_Given problem_.
Your task is to copy every line of this material exactly.

──────── Given records

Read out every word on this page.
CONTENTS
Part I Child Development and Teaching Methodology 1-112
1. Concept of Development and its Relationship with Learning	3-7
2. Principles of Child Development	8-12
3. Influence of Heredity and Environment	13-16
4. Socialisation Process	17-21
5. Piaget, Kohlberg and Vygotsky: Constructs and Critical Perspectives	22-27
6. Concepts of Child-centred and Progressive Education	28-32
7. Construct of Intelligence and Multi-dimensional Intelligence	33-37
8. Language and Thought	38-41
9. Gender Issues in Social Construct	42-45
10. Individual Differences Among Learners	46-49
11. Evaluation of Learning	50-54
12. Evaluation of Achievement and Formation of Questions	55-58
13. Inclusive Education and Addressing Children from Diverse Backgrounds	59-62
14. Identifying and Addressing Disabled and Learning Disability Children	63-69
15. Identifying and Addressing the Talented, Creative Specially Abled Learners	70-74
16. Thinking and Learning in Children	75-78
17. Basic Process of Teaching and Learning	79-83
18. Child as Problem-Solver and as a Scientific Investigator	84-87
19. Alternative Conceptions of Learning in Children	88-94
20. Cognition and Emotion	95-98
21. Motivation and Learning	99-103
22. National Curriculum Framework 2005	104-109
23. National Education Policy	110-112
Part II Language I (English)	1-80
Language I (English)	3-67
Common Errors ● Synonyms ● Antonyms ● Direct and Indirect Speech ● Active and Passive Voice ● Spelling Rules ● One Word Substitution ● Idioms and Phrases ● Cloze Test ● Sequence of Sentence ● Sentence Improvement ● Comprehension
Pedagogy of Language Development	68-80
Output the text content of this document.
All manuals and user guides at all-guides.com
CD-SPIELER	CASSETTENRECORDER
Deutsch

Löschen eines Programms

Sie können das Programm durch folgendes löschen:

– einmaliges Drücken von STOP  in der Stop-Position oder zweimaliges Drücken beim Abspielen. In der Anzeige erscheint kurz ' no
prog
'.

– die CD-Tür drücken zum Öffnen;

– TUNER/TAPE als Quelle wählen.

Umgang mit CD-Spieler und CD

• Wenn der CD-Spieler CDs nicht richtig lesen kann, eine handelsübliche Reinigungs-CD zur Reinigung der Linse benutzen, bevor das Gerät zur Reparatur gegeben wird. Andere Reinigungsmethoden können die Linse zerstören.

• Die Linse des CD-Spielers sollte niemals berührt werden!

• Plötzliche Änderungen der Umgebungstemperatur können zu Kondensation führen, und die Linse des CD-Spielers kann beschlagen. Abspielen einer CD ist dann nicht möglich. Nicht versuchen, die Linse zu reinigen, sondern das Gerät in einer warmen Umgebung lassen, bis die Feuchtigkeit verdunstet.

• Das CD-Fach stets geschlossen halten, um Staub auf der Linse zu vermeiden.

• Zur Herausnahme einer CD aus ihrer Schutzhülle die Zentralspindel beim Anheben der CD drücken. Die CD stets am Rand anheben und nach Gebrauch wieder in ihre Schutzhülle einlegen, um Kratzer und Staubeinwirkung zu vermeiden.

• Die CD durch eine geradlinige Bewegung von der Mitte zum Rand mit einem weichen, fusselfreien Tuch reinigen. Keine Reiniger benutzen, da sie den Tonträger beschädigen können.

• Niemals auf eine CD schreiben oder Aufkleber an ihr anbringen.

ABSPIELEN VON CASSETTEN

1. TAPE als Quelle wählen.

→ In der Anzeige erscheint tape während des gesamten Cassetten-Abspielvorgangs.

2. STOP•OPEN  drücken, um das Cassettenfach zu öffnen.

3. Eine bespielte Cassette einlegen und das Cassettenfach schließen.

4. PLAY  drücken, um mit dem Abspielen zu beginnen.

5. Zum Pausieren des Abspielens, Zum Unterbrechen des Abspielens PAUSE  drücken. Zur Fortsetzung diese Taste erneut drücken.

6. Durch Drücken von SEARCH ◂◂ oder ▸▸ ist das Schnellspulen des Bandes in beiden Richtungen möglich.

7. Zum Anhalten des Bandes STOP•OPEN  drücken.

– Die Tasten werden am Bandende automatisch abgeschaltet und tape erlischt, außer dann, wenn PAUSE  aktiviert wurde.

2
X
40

────────────────

_Output of the task_.
Read out every word on this page.
CONTENTS
Part I Child Development and Teaching Methodology 1-112
1. Concept of Development and its Relationship with Learning	3-7
2. Principles of Child Development	8-12
3. Influence of Heredity and Environment	13-16
4. Socialisation Process	17-21
5. Piaget, Kohlberg and Vygotsky: Constructs and Critical Perspectives	22-27
6. Concepts of Child-centred and Progressive Education	28-32
7. Construct of Intelligence and Multi-dimensional Intelligence	33-37
8. Language and Thought	38-41
9. Gender Issues in Social Construct	42-45
10. Individual Differences Among Learners	46-49
11. Evaluation of Learning	50-54
12. Evaluation of Achievement and Formation of Questions	55-58
13. Inclusive Education and Addressing Children from Diverse Backgrounds	59-62
14. Identifying and Addressing Disabled and Learning Disability Children	63-69
15. Identifying and Addressing the Talented, Creative Specially Abled Learners	70-74
16. Thinking and Learning in Children	75-78
17. Basic Process of Teaching and Learning	79-83
18. Child as Problem-Solver and as a Scientific Investigator	84-87
19. Alternative Conceptions of Learning in Children	88-94
20. Cognition and Emotion	95-98
21. Motivation and Learning	99-103
22. National Curriculum Framework 2005	104-109
23. National Education Policy	110-112
Part II Language I (English)	1-80
Language I (English)	3-67
Common Errors ● Synonyms ● Antonyms ● Direct and Indirect Speech ● Active and Passive Voice ● Spelling Rules ● One Word Substitution ● Idioms and Phrases ● Cloze Test ● Sequence of Sentence ● Sentence Improvement ● Comprehension
Pedagogy of Language Development	68-80
Output the text content of this document.
All manuals and user guides at all-guides.com
CD-SPIELER	CASSETTENRECORDER
Deutsch

Löschen eines Programms

Sie können das Programm durch folgendes löschen:

– einmaliges Drücken von STOP  in der Stop-Position oder zweimaliges Drücken beim Abspielen. In der Anzeige erscheint kurz ' no
prog
'.

– die CD-Tür drücken zum Öffnen;

– TUNER/TAPE als Quelle wählen.

Umgang mit CD-Spieler und CD

• Wenn der CD-Spieler CDs nicht richtig lesen kann, eine handelsübliche Reinigungs-CD zur Reinigung der Linse benutzen, bevor das Gerät zur Reparatur gegeben wird. Andere Reinigungsmethoden können die Linse zerstören.

• Die Linse des CD-Spielers sollte niemals berührt werden!

• Plötzliche Änderungen der Umgebungstemperatur können zu Kondensation führen, und die Linse des CD-Spielers kann beschlagen. Abspielen einer CD ist dann nicht möglich. Nicht versuchen, die Linse zu reinigen, sondern das Gerät in einer warmen Umgebung lassen, bis die Feuchtigkeit verdunstet.

• Das CD-Fach stets geschlossen halten, um Staub auf der Linse zu vermeiden.

• Zur Herausnahme einer CD aus ihrer Schutzhülle die Zentralspindel beim Anheben der CD drücken. Die CD stets am Rand anheben und nach Gebrauch wieder in ihre Schutzhülle einlegen, um Kratzer und Staubeinwirkung zu vermeiden.

• Die CD durch eine geradlinige Bewegung von der Mitte zum Rand mit einem weichen, fusselfreien Tuch reinigen. Keine Reiniger benutzen, da sie den Tonträger beschädigen können.

• Niemals auf eine CD schreiben oder Aufkleber an ihr anbringen.

ABSPIELEN VON CASSETTEN

1. TAPE als Quelle wählen.

→ In der Anzeige erscheint tape während des gesamten Cassetten-Abspielvorgangs.

2. STOP•OPEN  drücken, um das Cassettenfach zu öffnen.

3. Eine bespielte Cassette einlegen und das Cassettenfach schließen.

4. PLAY  drücken, um mit dem Abspielen zu beginnen.

5. Zum Pausieren des Abspielens, Zum Unterbrechen des Abspielens PAUSE  drücken. Zur Fortsetzung diese Taste erneut drücken.

6. Durch Drücken von SEARCH ◂◂ oder ▸▸ ist das Schnellspulen des Bandes in beiden Richtungen möglich.

7. Zum Anhalten des Bandes STOP•OPEN  drücken.

– Die Tasten werden am Bandende automatisch abgeschaltet und tape erlischt, außer dann, wenn PAUSE  aktiviert wurde.

2
X
40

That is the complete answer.